Reproduce every line of the records below verbatim, leaving out the pictures.

==========

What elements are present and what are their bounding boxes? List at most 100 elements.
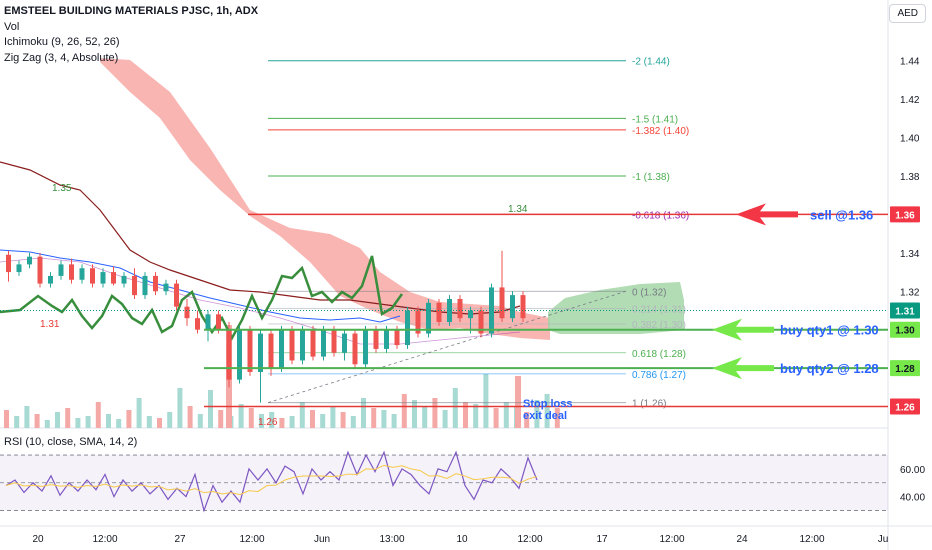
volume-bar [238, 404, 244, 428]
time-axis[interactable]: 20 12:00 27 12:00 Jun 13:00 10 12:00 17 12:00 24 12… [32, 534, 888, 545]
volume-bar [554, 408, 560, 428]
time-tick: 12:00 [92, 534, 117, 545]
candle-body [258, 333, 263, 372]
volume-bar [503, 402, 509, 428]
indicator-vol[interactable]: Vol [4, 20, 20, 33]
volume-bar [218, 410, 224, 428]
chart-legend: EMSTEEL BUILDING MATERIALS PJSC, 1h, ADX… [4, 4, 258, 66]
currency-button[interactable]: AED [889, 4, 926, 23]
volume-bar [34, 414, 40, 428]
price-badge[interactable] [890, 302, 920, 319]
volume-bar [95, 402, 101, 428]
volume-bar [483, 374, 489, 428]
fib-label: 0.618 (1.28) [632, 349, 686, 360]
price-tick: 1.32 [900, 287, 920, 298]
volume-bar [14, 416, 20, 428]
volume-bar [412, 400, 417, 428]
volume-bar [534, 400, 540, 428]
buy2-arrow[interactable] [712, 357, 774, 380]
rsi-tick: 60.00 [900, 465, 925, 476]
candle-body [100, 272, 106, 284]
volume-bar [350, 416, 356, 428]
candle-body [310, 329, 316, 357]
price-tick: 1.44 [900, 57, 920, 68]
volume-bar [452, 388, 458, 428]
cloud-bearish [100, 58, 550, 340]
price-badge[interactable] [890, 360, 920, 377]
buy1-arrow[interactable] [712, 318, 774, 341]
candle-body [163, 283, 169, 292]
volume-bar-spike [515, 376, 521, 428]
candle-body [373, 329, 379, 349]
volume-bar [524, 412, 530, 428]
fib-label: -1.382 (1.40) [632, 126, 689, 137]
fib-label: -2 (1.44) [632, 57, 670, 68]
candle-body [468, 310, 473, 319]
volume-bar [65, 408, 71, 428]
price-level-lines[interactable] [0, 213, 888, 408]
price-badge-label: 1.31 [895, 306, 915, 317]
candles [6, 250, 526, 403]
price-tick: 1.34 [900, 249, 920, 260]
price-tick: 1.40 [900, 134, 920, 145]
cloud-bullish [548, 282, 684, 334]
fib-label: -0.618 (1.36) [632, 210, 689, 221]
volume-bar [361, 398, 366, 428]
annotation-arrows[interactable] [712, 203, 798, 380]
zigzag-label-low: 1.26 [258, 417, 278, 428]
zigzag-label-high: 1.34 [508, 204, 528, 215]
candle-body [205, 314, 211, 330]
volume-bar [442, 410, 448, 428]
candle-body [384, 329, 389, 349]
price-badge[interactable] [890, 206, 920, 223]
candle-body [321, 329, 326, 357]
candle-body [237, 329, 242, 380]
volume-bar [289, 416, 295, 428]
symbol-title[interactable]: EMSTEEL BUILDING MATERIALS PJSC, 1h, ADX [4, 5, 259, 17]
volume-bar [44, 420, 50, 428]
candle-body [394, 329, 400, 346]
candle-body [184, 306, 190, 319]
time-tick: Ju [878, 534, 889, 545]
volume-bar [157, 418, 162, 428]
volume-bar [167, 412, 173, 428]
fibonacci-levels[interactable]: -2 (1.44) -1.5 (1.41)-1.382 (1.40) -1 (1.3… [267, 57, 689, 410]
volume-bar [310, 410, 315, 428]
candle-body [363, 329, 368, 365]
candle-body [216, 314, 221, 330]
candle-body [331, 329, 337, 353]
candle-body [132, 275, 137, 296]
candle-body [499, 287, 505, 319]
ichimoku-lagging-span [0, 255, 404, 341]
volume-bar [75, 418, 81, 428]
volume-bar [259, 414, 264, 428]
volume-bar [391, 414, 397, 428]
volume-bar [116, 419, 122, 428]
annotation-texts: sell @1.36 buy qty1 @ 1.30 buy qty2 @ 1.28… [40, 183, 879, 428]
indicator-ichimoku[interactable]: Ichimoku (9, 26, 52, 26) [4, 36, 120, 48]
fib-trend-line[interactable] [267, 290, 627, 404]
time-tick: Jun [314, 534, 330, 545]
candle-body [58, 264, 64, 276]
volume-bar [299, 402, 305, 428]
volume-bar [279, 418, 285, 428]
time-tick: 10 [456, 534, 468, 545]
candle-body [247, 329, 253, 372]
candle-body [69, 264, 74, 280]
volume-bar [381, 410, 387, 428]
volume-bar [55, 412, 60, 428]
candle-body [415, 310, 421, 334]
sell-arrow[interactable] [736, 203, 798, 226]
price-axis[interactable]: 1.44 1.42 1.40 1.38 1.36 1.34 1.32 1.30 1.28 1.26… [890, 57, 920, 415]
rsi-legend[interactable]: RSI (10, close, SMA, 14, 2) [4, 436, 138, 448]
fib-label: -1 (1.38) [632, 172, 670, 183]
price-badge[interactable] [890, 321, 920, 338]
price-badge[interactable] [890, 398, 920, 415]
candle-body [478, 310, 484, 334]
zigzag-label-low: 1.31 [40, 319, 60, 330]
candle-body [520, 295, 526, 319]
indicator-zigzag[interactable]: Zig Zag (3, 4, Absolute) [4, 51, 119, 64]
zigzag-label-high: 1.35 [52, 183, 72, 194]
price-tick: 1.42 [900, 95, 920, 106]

==========

- [Exercise output]
What elements are present and what are their bounding boxes? List at most 100 elements.
volume-bar [238, 404, 244, 428]
time-axis[interactable]: 20 12:00 27 12:00 Jun 13:00 10 12:00 17 12:00 24 12… [32, 534, 888, 545]
volume-bar [554, 408, 560, 428]
time-tick: 12:00 [92, 534, 117, 545]
candle-body [258, 333, 263, 372]
volume-bar [503, 402, 509, 428]
indicator-vol[interactable]: Vol [4, 20, 20, 33]
volume-bar [218, 410, 224, 428]
chart-legend: EMSTEEL BUILDING MATERIALS PJSC, 1h, ADX… [4, 4, 258, 66]
currency-button[interactable]: AED [889, 4, 926, 23]
volume-bar [34, 414, 40, 428]
price-badge[interactable] [890, 302, 920, 319]
volume-bar [95, 402, 101, 428]
volume-bar [483, 374, 489, 428]
fib-label: 0.618 (1.28) [632, 349, 686, 360]
price-tick: 1.32 [900, 287, 920, 298]
volume-bar [14, 416, 20, 428]
volume-bar [412, 400, 417, 428]
volume-bar [534, 400, 540, 428]
buy2-arrow[interactable] [712, 357, 774, 380]
rsi-tick: 60.00 [900, 465, 925, 476]
candle-body [100, 272, 106, 284]
volume-bar [350, 416, 356, 428]
candle-body [310, 329, 316, 357]
price-tick: 1.44 [900, 57, 920, 68]
volume-bar [452, 388, 458, 428]
cloud-bearish [100, 58, 550, 340]
price-badge[interactable] [890, 360, 920, 377]
buy1-arrow[interactable] [712, 318, 774, 341]
candle-body [163, 283, 169, 292]
volume-bar-spike [515, 376, 521, 428]
candle-body [373, 329, 379, 349]
volume-bar [524, 412, 530, 428]
fib-label: -1.382 (1.40) [632, 126, 689, 137]
fib-label: -2 (1.44) [632, 57, 670, 68]
candle-body [468, 310, 473, 319]
volume-bar [65, 408, 71, 428]
price-level-lines[interactable] [0, 213, 888, 408]
price-badge-label: 1.31 [895, 306, 915, 317]
candles [6, 250, 526, 403]
price-tick: 1.34 [900, 249, 920, 260]
price-tick: 1.40 [900, 134, 920, 145]
cloud-bullish [548, 282, 684, 334]
fib-label: -0.618 (1.36) [632, 210, 689, 221]
volume-bar [361, 398, 366, 428]
annotation-arrows[interactable] [712, 203, 798, 380]
zigzag-label-low: 1.26 [258, 417, 278, 428]
zigzag-label-high: 1.34 [508, 204, 528, 215]
candle-body [205, 314, 211, 330]
volume-bar [442, 410, 448, 428]
candle-body [384, 329, 389, 349]
price-badge[interactable] [890, 206, 920, 223]
candle-body [321, 329, 326, 357]
candle-body [237, 329, 242, 380]
volume-bar [289, 416, 295, 428]
symbol-title[interactable]: EMSTEEL BUILDING MATERIALS PJSC, 1h, ADX [4, 5, 259, 17]
volume-bar [44, 420, 50, 428]
candle-body [394, 329, 400, 346]
candle-body [184, 306, 190, 319]
time-tick: Ju [878, 534, 889, 545]
volume-bar [157, 418, 162, 428]
volume-bar [167, 412, 173, 428]
fibonacci-levels[interactable]: -2 (1.44) -1.5 (1.41)-1.382 (1.40) -1 (1.3… [267, 57, 689, 410]
volume-bar [310, 410, 315, 428]
candle-body [363, 329, 368, 365]
candle-body [216, 314, 221, 330]
candle-body [331, 329, 337, 353]
candle-body [132, 275, 137, 296]
candle-body [499, 287, 505, 319]
ichimoku-lagging-span [0, 255, 404, 341]
volume-bar [75, 418, 81, 428]
volume-bar [259, 414, 264, 428]
volume-bar [391, 414, 397, 428]
volume-bar [116, 419, 122, 428]
annotation-texts: sell @1.36 buy qty1 @ 1.30 buy qty2 @ 1.28… [40, 183, 879, 428]
indicator-ichimoku[interactable]: Ichimoku (9, 26, 52, 26) [4, 36, 120, 48]
fib-trend-line[interactable] [267, 290, 627, 404]
time-tick: Jun [314, 534, 330, 545]
candle-body [58, 264, 64, 276]
volume-bar [299, 402, 305, 428]
volume-bar [279, 418, 285, 428]
time-tick: 10 [456, 534, 468, 545]
candle-body [247, 329, 253, 372]
candle-body [69, 264, 74, 280]
volume-bar [381, 410, 387, 428]
volume-bar [55, 412, 60, 428]
candle-body [415, 310, 421, 334]
sell-arrow[interactable] [736, 203, 798, 226]
price-axis[interactable]: 1.44 1.42 1.40 1.38 1.36 1.34 1.32 1.30 1.28 1.26… [890, 57, 920, 415]
rsi-legend[interactable]: RSI (10, close, SMA, 14, 2) [4, 436, 138, 448]
fib-label: -1 (1.38) [632, 172, 670, 183]
price-badge[interactable] [890, 321, 920, 338]
price-badge[interactable] [890, 398, 920, 415]
candle-body [478, 310, 484, 334]
zigzag-label-low: 1.31 [40, 319, 60, 330]
candle-body [520, 295, 526, 319]
indicator-zigzag[interactable]: Zig Zag (3, 4, Absolute) [4, 51, 119, 64]
zigzag-label-high: 1.35 [52, 183, 72, 194]
price-tick: 1.42 [900, 95, 920, 106]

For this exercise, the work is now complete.